==== Input material
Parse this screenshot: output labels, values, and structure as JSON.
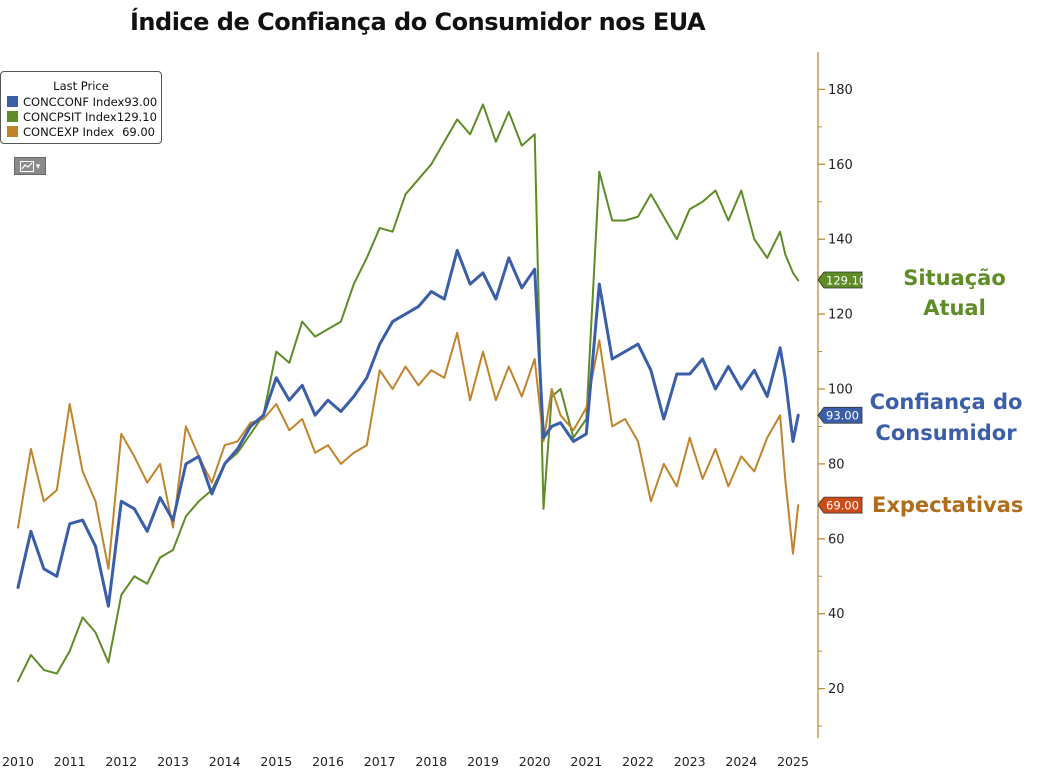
{
  "chart_data": {
    "type": "line",
    "title": "Índice de Confiança do Consumidor nos EUA",
    "legend_header": "Last Price",
    "legend_position": "top-left",
    "x_ticks": [
      "2010",
      "2011",
      "2012",
      "2013",
      "2014",
      "2015",
      "2016",
      "2017",
      "2018",
      "2019",
      "2020",
      "2021",
      "2022",
      "2023",
      "2024",
      "2025"
    ],
    "y_ticks": [
      20,
      40,
      60,
      80,
      100,
      120,
      140,
      160,
      180
    ],
    "ylim": [
      0,
      190
    ],
    "y_axis_side": "right",
    "series": [
      {
        "name": "CONCCONF Index",
        "last_value": "93.00",
        "color": "#3a5ea8",
        "annotation": "Confiança do Consumidor",
        "x": [
          2010.0,
          2010.25,
          2010.5,
          2010.75,
          2011.0,
          2011.25,
          2011.5,
          2011.75,
          2012.0,
          2012.25,
          2012.5,
          2012.75,
          2013.0,
          2013.25,
          2013.5,
          2013.75,
          2014.0,
          2014.25,
          2014.5,
          2014.75,
          2015.0,
          2015.25,
          2015.5,
          2015.75,
          2016.0,
          2016.25,
          2016.5,
          2016.75,
          2017.0,
          2017.25,
          2017.5,
          2017.75,
          2018.0,
          2018.25,
          2018.5,
          2018.75,
          2019.0,
          2019.25,
          2019.5,
          2019.75,
          2020.0,
          2020.17,
          2020.33,
          2020.5,
          2020.75,
          2021.0,
          2021.25,
          2021.5,
          2021.75,
          2022.0,
          2022.25,
          2022.5,
          2022.75,
          2023.0,
          2023.25,
          2023.5,
          2023.75,
          2024.0,
          2024.25,
          2024.5,
          2024.75,
          2024.85,
          2025.0,
          2025.1
        ],
        "values": [
          47,
          62,
          52,
          50,
          64,
          65,
          58,
          42,
          70,
          68,
          62,
          71,
          65,
          80,
          82,
          72,
          80,
          84,
          90,
          93,
          103,
          97,
          101,
          93,
          97,
          94,
          98,
          103,
          112,
          118,
          120,
          122,
          126,
          124,
          137,
          128,
          131,
          124,
          135,
          127,
          132,
          87,
          90,
          91,
          86,
          88,
          128,
          108,
          110,
          112,
          105,
          92,
          104,
          104,
          108,
          100,
          106,
          100,
          105,
          98,
          111,
          103,
          86,
          93
        ]
      },
      {
        "name": "CONCPSIT Index",
        "last_value": "129.10",
        "color": "#5e8c26",
        "annotation": "Situação Atual",
        "x": [
          2010.0,
          2010.25,
          2010.5,
          2010.75,
          2011.0,
          2011.25,
          2011.5,
          2011.75,
          2012.0,
          2012.25,
          2012.5,
          2012.75,
          2013.0,
          2013.25,
          2013.5,
          2013.75,
          2014.0,
          2014.25,
          2014.5,
          2014.75,
          2015.0,
          2015.25,
          2015.5,
          2015.75,
          2016.0,
          2016.25,
          2016.5,
          2016.75,
          2017.0,
          2017.25,
          2017.5,
          2017.75,
          2018.0,
          2018.25,
          2018.5,
          2018.75,
          2019.0,
          2019.25,
          2019.5,
          2019.75,
          2020.0,
          2020.17,
          2020.33,
          2020.5,
          2020.75,
          2021.0,
          2021.25,
          2021.5,
          2021.75,
          2022.0,
          2022.25,
          2022.5,
          2022.75,
          2023.0,
          2023.25,
          2023.5,
          2023.75,
          2024.0,
          2024.25,
          2024.5,
          2024.75,
          2024.85,
          2025.0,
          2025.1
        ],
        "values": [
          22,
          29,
          25,
          24,
          30,
          39,
          35,
          27,
          45,
          50,
          48,
          55,
          57,
          66,
          70,
          73,
          80,
          83,
          88,
          93,
          110,
          107,
          118,
          114,
          116,
          118,
          128,
          135,
          143,
          142,
          152,
          156,
          160,
          166,
          172,
          168,
          176,
          166,
          174,
          165,
          168,
          68,
          98,
          100,
          87,
          92,
          158,
          145,
          145,
          146,
          152,
          146,
          140,
          148,
          150,
          153,
          145,
          153,
          140,
          135,
          142,
          136,
          131,
          129
        ]
      },
      {
        "name": "CONCEXP Index",
        "last_value": "69.00",
        "color": "#c1832b",
        "annotation": "Expectativas",
        "x": [
          2010.0,
          2010.25,
          2010.5,
          2010.75,
          2011.0,
          2011.25,
          2011.5,
          2011.75,
          2012.0,
          2012.25,
          2012.5,
          2012.75,
          2013.0,
          2013.25,
          2013.5,
          2013.75,
          2014.0,
          2014.25,
          2014.5,
          2014.75,
          2015.0,
          2015.25,
          2015.5,
          2015.75,
          2016.0,
          2016.25,
          2016.5,
          2016.75,
          2017.0,
          2017.25,
          2017.5,
          2017.75,
          2018.0,
          2018.25,
          2018.5,
          2018.75,
          2019.0,
          2019.25,
          2019.5,
          2019.75,
          2020.0,
          2020.17,
          2020.33,
          2020.5,
          2020.75,
          2021.0,
          2021.25,
          2021.5,
          2021.75,
          2022.0,
          2022.25,
          2022.5,
          2022.75,
          2023.0,
          2023.25,
          2023.5,
          2023.75,
          2024.0,
          2024.25,
          2024.5,
          2024.75,
          2024.85,
          2025.0,
          2025.1
        ],
        "values": [
          63,
          84,
          70,
          73,
          96,
          78,
          70,
          52,
          88,
          82,
          75,
          80,
          63,
          90,
          82,
          75,
          85,
          86,
          91,
          92,
          96,
          89,
          92,
          83,
          85,
          80,
          83,
          85,
          105,
          100,
          106,
          101,
          105,
          103,
          115,
          97,
          110,
          97,
          106,
          98,
          108,
          86,
          100,
          93,
          89,
          95,
          113,
          90,
          92,
          86,
          70,
          80,
          74,
          87,
          76,
          84,
          74,
          82,
          78,
          87,
          93,
          76,
          56,
          69
        ]
      }
    ]
  },
  "legend": {
    "header": "Last Price",
    "items": [
      {
        "name": "CONCCONF Index",
        "value": "93.00",
        "color": "#3a5ea8"
      },
      {
        "name": "CONCPSIT Index",
        "value": "129.10",
        "color": "#5e8c26"
      },
      {
        "name": "CONCEXP Index",
        "value": "69.00",
        "color": "#c1832b"
      }
    ]
  },
  "tags": [
    {
      "value": "129.10",
      "color": "#5e8c26"
    },
    {
      "value": "93.00",
      "color": "#3a5ea8"
    },
    {
      "value": "69.00",
      "color": "#cc4b1a"
    }
  ],
  "annotations": {
    "situacao": {
      "text": "Situação Atual",
      "color": "#5e8c26"
    },
    "confianca_line1": {
      "text": "Confiança do",
      "color": "#3a5ea8"
    },
    "confianca_line2": {
      "text": "Consumidor",
      "color": "#3a5ea8"
    },
    "expectativas": {
      "text": "Expectativas",
      "color": "#b06e1c"
    }
  },
  "toolbar": {
    "chart_type_icon": "line-chart-icon"
  },
  "colors": {
    "axis": "#c08a3a",
    "tick_text": "#222222"
  }
}
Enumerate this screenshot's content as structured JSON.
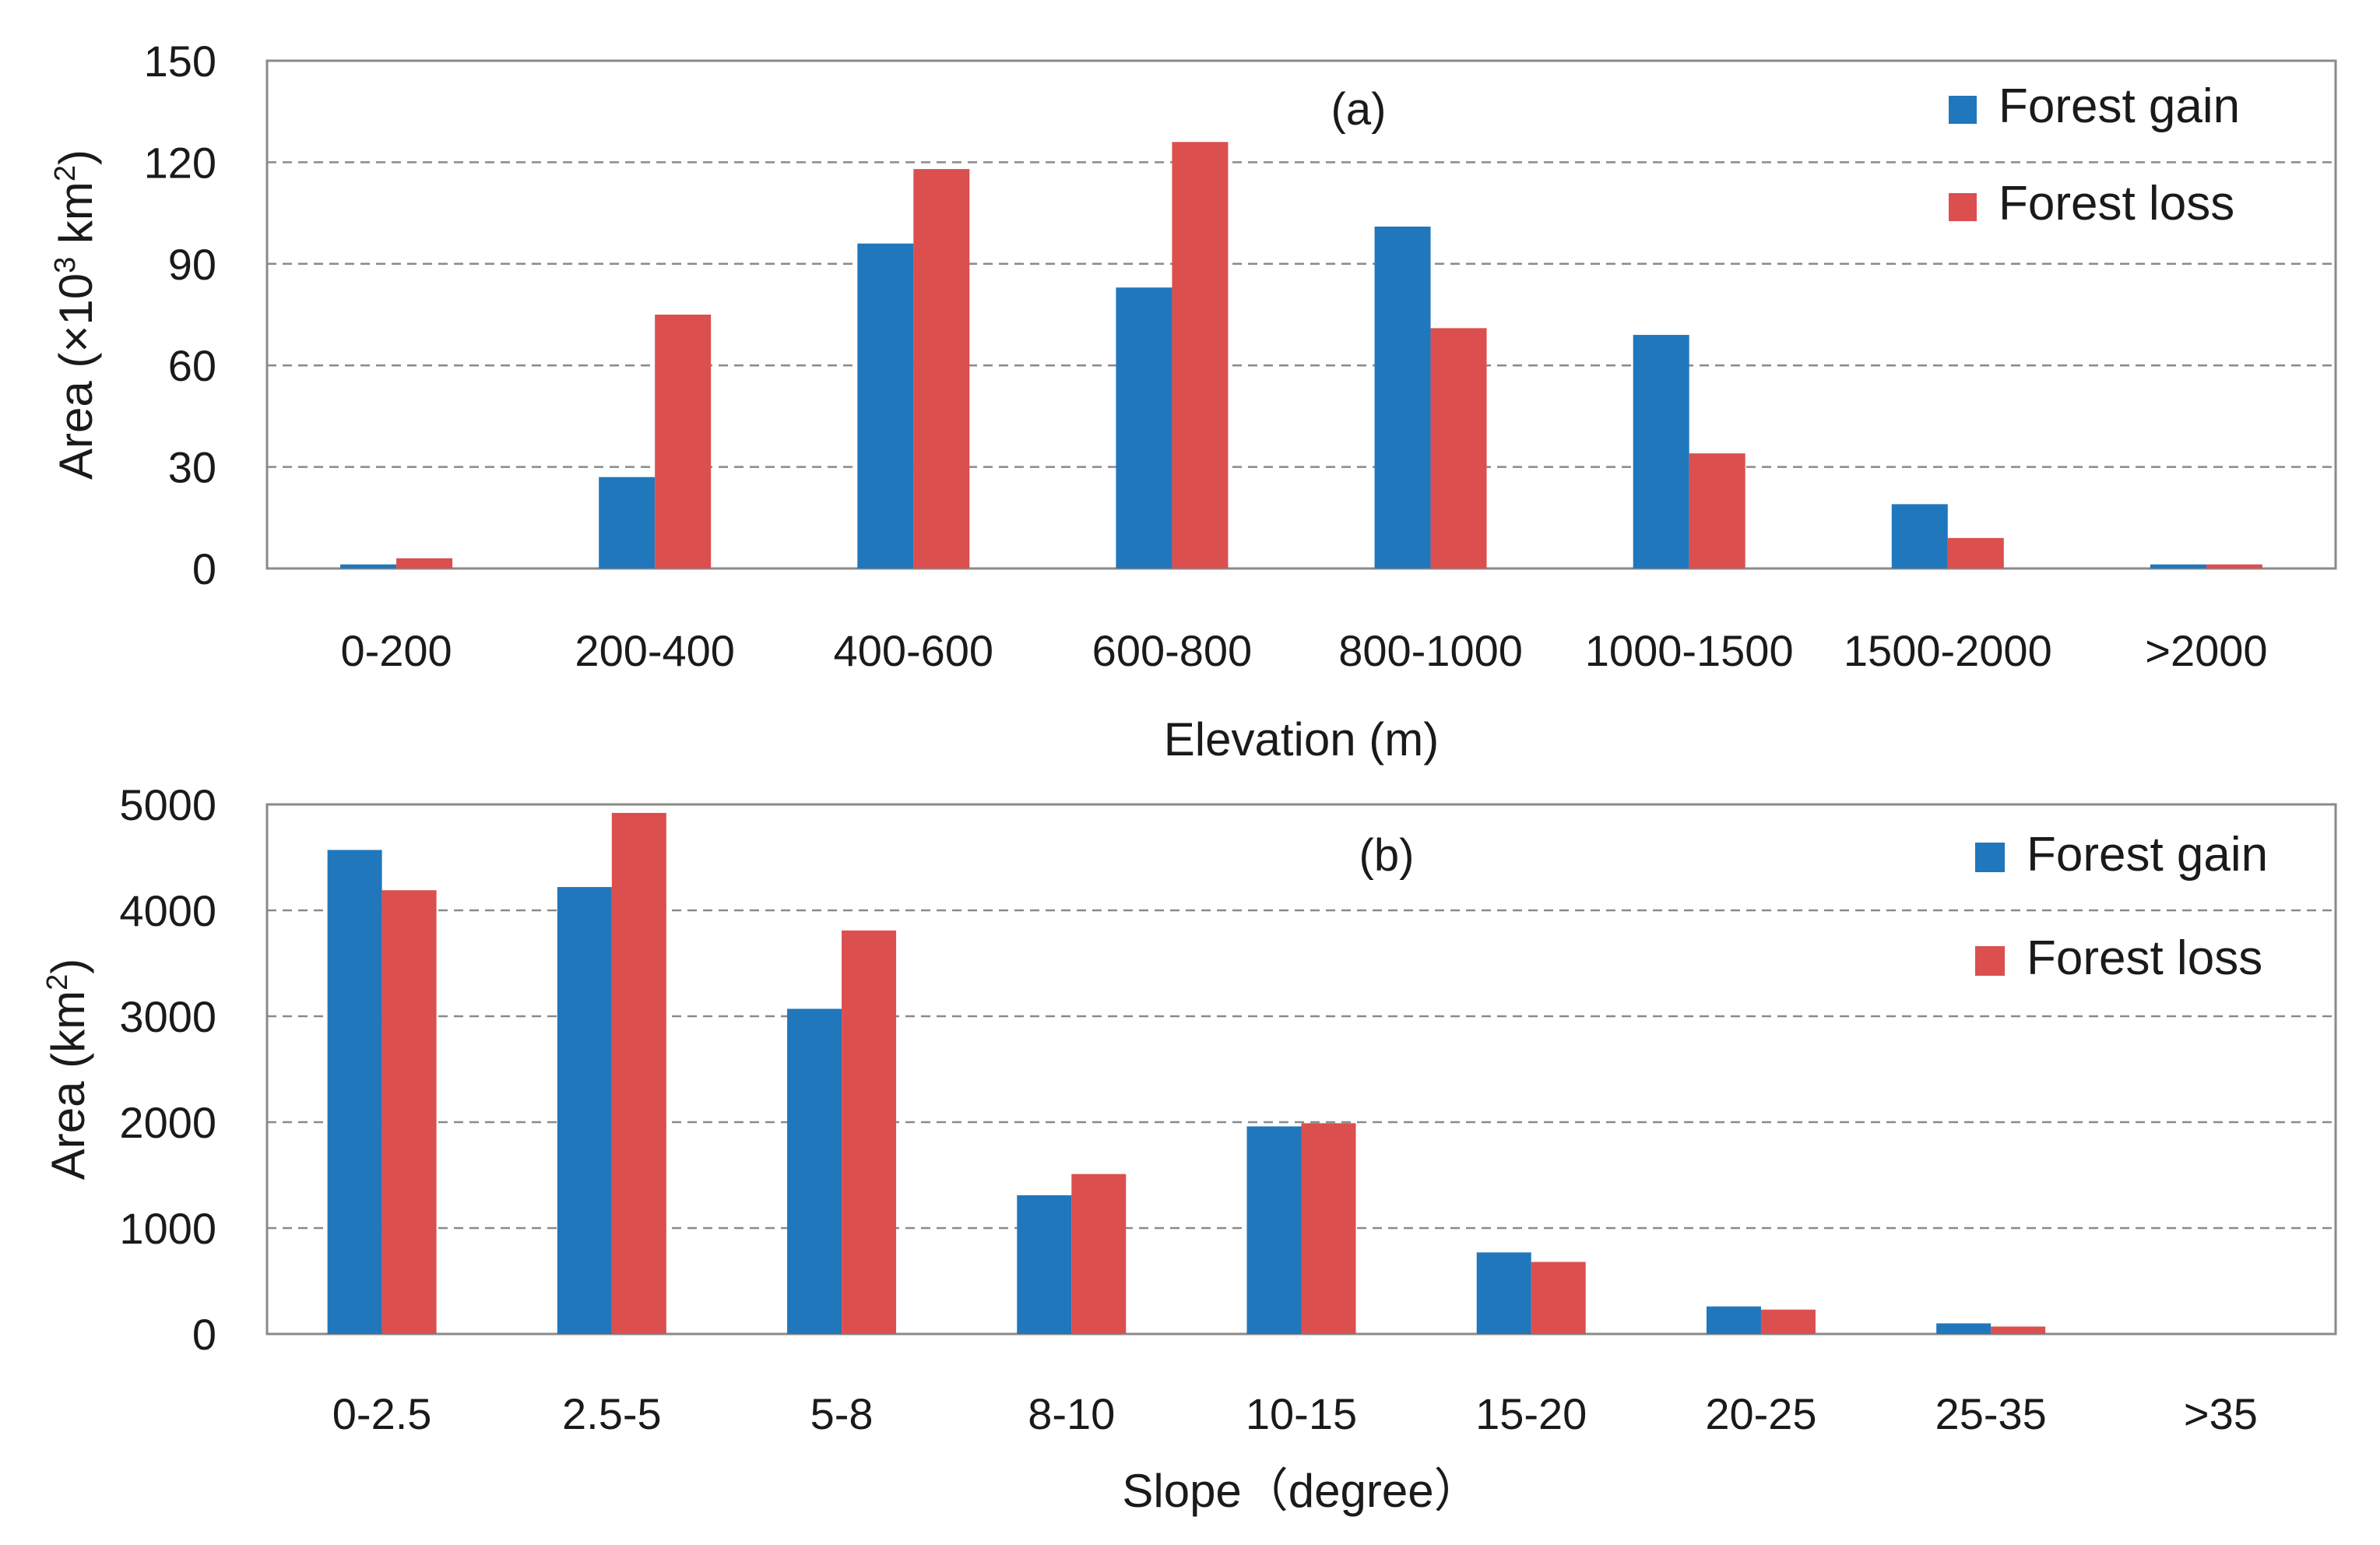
{
  "chart_data": [
    {
      "type": "bar",
      "panel_label": "(a)",
      "title": "",
      "xlabel": "Elevation (m)",
      "ylabel_parts": [
        "Area (×10",
        "3",
        " km",
        "2",
        ")"
      ],
      "ylim": [
        0,
        150
      ],
      "yticks": [
        "0",
        "30",
        "60",
        "90",
        "120",
        "150"
      ],
      "categories": [
        "0-200",
        "200-400",
        "400-600",
        "600-800",
        "800-1000",
        "1000-1500",
        "1500-2000",
        ">2000"
      ],
      "series": [
        {
          "name": "Forest gain",
          "color": "#2077bc",
          "values": [
            1.2,
            27,
            96,
            83,
            101,
            69,
            19,
            1.2
          ]
        },
        {
          "name": "Forest loss",
          "color": "#db4f4f",
          "values": [
            3,
            75,
            118,
            126,
            71,
            34,
            9,
            1.2
          ]
        }
      ],
      "grid": true,
      "legend_position": "top-right"
    },
    {
      "type": "bar",
      "panel_label": "(b)",
      "title": "",
      "xlabel": "Slope（degree）",
      "ylabel_parts": [
        "Area (km",
        "2",
        ")"
      ],
      "ylim": [
        0,
        5000
      ],
      "yticks": [
        "0",
        "1000",
        "2000",
        "3000",
        "4000",
        "5000"
      ],
      "categories": [
        "0-2.5",
        "2.5-5",
        "5-8",
        "8-10",
        "10-15",
        "15-20",
        "20-25",
        "25-35",
        ">35"
      ],
      "series": [
        {
          "name": "Forest gain",
          "color": "#2077bc",
          "values": [
            4570,
            4220,
            3070,
            1310,
            1960,
            770,
            260,
            100,
            0
          ]
        },
        {
          "name": "Forest loss",
          "color": "#db4f4f",
          "values": [
            4190,
            4920,
            3810,
            1510,
            1990,
            680,
            230,
            70,
            0
          ]
        }
      ],
      "grid": true,
      "legend_position": "top-right"
    }
  ]
}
========
# [Work to be completed]
Pick out all the lines with the word "Atual" in them and copy them.

# [Answer to the task]
        "annotation": "Situação Atual",
      "text": "Situação Atual",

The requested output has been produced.